Extracted data entries:
>>>

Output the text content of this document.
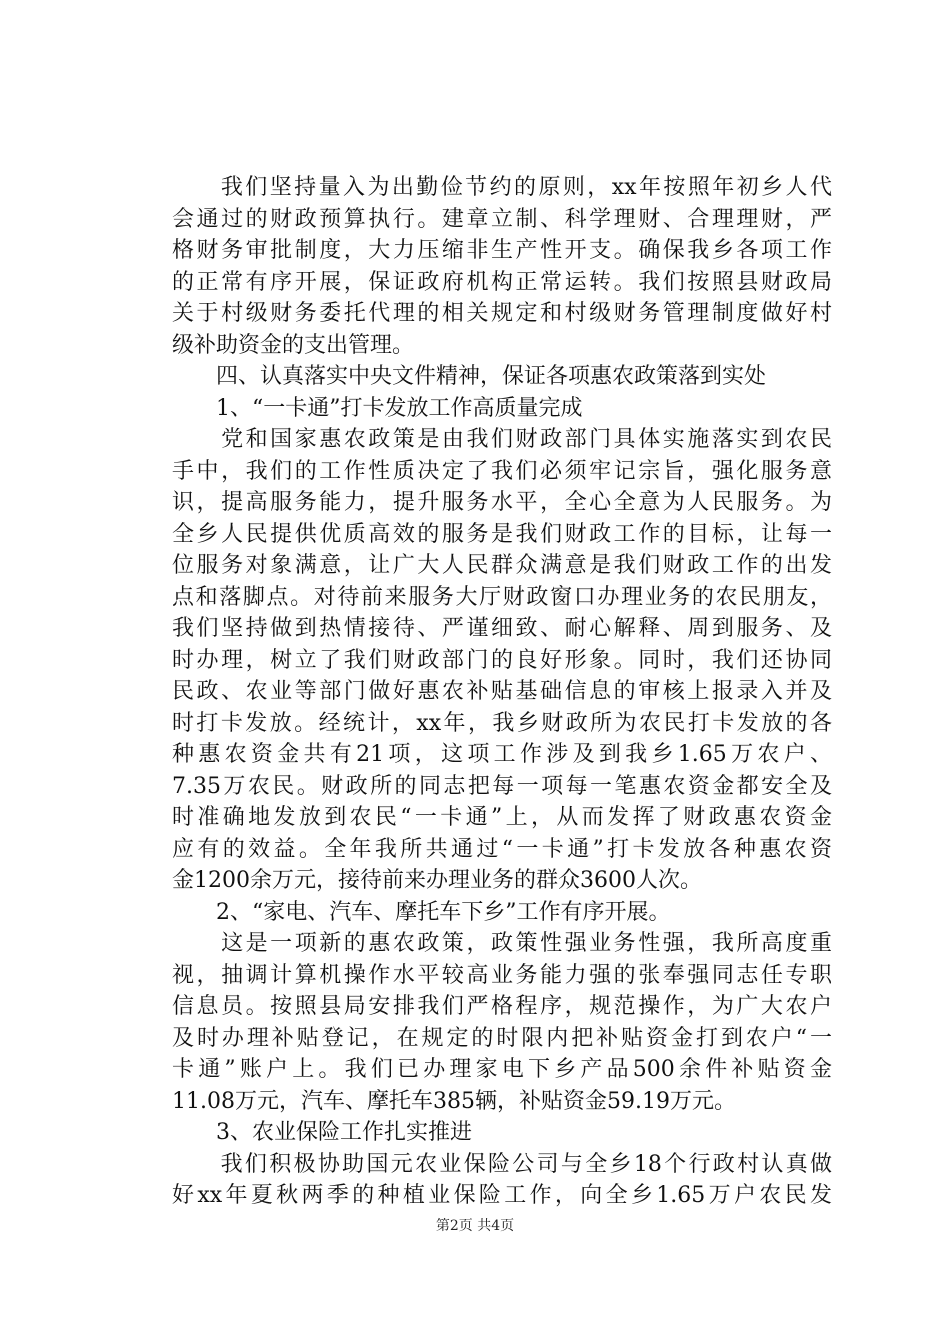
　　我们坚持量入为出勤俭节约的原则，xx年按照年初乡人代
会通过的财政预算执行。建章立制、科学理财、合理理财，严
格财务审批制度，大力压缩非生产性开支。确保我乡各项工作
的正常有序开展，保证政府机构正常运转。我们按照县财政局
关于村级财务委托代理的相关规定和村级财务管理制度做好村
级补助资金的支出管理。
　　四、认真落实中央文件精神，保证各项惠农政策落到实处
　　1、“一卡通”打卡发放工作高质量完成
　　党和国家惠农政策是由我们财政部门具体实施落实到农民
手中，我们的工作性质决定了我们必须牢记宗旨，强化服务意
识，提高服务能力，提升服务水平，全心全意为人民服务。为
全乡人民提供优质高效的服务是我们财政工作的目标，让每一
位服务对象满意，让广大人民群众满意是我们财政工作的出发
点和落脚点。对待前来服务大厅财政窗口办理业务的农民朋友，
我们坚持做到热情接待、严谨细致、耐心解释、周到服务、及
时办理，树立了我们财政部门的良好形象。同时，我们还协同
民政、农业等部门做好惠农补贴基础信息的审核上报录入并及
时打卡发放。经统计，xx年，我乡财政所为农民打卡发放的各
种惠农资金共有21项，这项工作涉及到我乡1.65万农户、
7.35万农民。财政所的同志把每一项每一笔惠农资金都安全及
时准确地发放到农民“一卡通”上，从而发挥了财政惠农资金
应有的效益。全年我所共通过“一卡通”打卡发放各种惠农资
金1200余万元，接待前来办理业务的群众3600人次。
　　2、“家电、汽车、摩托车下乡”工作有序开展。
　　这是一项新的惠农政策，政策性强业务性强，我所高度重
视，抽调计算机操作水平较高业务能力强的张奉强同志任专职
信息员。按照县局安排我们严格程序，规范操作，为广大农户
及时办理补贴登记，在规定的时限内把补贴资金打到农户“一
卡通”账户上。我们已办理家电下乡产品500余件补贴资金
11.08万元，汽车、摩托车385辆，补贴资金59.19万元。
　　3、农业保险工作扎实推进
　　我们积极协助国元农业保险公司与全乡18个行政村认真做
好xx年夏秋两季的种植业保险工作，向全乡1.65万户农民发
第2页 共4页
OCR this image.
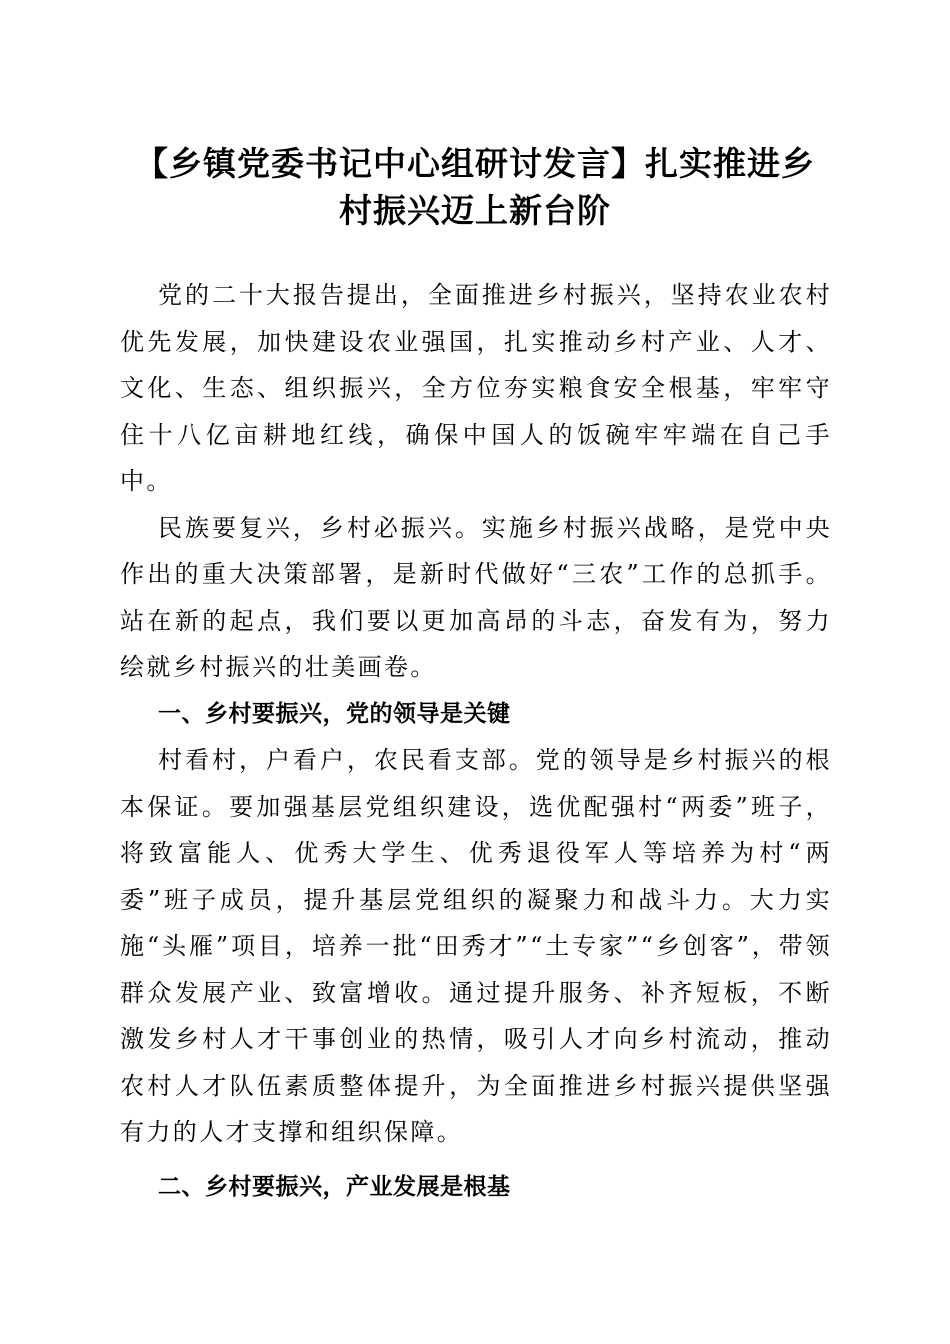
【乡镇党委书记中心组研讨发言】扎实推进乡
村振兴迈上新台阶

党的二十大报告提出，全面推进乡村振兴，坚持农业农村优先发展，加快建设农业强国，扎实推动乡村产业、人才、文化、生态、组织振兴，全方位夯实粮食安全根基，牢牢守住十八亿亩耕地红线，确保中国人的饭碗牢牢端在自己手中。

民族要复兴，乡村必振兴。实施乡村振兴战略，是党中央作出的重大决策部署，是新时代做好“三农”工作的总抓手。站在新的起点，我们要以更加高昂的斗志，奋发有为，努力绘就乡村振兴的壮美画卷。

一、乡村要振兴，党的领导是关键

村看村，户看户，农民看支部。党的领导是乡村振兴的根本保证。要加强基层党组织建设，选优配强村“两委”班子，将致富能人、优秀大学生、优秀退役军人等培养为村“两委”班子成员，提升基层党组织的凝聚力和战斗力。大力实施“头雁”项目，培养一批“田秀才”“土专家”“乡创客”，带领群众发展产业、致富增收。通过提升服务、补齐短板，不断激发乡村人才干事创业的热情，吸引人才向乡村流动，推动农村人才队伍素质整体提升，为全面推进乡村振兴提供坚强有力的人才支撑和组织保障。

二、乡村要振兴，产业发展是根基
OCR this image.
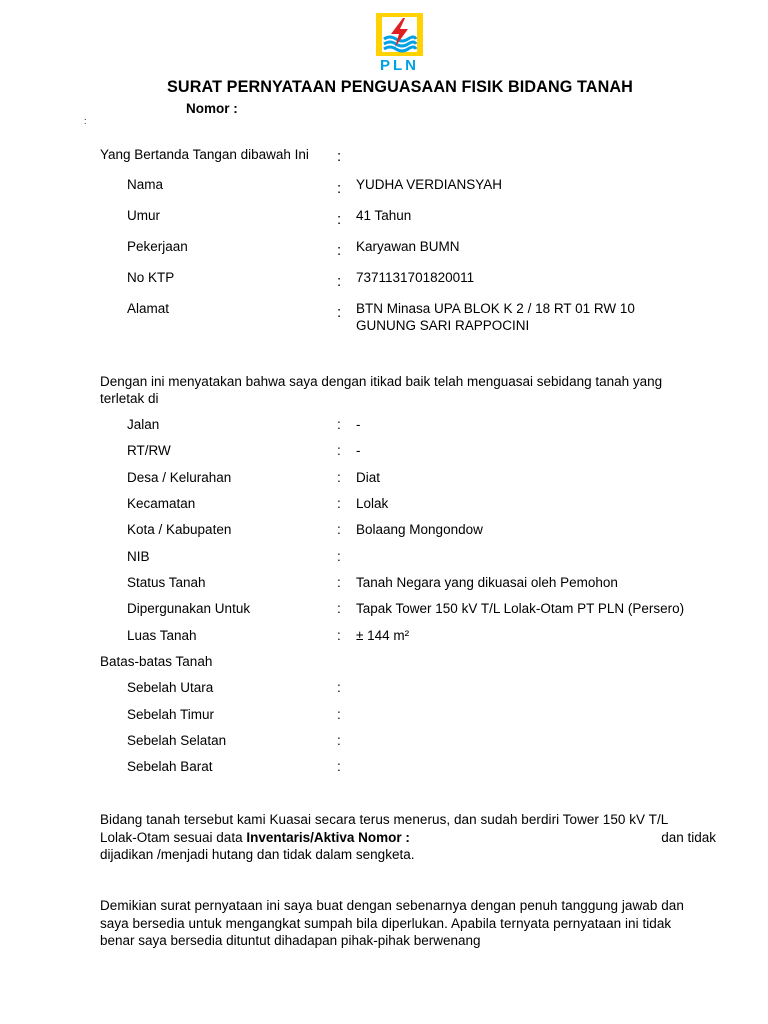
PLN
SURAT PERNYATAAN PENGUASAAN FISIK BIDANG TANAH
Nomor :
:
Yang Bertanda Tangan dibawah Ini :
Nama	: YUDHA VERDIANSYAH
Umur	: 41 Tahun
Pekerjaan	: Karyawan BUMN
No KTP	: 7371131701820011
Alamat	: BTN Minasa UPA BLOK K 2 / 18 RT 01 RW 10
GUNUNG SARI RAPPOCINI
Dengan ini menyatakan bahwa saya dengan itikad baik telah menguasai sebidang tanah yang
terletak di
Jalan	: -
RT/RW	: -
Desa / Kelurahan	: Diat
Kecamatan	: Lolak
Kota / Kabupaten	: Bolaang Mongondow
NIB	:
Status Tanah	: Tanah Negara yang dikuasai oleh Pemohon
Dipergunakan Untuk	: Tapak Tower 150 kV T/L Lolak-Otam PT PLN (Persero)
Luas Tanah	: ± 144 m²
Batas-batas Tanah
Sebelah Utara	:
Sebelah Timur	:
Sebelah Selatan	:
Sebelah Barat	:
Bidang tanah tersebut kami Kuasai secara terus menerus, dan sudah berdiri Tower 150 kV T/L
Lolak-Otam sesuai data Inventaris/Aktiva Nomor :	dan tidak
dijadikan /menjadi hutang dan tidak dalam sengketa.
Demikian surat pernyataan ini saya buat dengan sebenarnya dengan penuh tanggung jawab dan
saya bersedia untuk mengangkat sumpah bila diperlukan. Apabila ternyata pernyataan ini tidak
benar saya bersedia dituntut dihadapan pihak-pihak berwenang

<<<

* GIVEN EXERCISE
Show all lines in the entries above where the string "Sebelah" appears.

* CORRECT RESPONSE
Sebelah Utara	:
Sebelah Timur	:
Sebelah Selatan	:
Sebelah Barat	:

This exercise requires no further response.